Figure collection entries -
☆ ☆ ☆ ☆ ☆ ☆ ☆

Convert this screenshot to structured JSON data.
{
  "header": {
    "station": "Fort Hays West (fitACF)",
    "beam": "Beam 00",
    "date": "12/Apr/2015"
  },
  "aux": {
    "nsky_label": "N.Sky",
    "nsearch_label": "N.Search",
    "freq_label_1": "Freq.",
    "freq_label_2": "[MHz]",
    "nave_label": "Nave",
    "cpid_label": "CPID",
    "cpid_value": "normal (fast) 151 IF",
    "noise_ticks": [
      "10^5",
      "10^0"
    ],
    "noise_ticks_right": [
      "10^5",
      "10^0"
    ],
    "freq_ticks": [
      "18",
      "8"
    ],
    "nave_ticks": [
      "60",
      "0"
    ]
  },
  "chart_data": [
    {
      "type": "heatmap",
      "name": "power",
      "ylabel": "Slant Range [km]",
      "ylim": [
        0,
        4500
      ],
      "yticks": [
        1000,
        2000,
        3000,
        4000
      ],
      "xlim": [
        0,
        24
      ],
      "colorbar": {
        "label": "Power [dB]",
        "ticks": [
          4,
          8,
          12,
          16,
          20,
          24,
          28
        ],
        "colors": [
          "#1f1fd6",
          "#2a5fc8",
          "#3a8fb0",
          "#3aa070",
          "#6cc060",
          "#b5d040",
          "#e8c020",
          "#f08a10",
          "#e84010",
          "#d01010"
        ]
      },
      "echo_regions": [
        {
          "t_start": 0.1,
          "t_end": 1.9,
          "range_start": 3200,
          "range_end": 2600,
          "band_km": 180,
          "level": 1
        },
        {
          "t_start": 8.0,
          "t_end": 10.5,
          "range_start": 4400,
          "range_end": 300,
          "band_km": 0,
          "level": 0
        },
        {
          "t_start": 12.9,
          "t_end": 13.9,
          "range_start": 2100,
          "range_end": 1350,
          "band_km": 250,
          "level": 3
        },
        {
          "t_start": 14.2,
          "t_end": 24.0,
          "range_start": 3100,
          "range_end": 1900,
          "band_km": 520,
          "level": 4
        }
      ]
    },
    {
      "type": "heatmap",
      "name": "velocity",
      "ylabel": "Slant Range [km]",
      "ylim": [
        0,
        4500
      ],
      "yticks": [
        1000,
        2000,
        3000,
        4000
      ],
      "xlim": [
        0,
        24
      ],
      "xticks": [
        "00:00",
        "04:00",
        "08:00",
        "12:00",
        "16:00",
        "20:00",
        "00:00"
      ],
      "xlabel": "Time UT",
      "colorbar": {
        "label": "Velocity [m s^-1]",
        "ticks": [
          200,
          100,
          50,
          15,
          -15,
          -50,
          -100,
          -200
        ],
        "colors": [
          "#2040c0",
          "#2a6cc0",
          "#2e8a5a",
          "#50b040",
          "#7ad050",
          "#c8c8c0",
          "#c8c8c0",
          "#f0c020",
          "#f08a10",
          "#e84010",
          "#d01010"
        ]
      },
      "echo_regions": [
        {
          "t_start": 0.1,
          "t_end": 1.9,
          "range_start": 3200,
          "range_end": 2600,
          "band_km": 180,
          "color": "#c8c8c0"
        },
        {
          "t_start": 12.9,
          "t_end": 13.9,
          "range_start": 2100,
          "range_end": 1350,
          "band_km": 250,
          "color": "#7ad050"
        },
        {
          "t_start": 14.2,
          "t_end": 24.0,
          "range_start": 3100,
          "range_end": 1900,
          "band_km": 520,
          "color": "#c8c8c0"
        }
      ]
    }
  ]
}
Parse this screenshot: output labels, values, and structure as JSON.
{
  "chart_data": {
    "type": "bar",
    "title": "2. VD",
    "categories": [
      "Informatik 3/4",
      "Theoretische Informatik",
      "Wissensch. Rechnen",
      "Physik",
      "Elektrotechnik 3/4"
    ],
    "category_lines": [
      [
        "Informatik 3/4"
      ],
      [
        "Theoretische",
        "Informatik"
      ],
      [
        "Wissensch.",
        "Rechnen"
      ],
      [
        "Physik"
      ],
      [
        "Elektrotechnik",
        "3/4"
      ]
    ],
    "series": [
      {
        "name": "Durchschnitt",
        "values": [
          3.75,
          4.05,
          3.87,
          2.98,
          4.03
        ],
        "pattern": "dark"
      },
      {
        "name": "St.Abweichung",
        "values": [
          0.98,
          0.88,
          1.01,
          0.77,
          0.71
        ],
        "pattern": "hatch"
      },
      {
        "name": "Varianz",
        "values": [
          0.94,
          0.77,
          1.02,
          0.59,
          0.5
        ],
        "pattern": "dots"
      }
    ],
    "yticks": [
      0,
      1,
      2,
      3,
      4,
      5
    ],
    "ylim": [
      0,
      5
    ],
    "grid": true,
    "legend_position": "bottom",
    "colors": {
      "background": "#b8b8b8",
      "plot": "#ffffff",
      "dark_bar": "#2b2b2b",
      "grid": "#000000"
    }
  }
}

☆ ☆ ☆ ☆ ☆ ☆ ☆

Exercise details - Extract each line holding the string "screenshot".

The output -
Convert this screenshot to structured JSON data.
Parse this screenshot: output labels, values, and structure as JSON.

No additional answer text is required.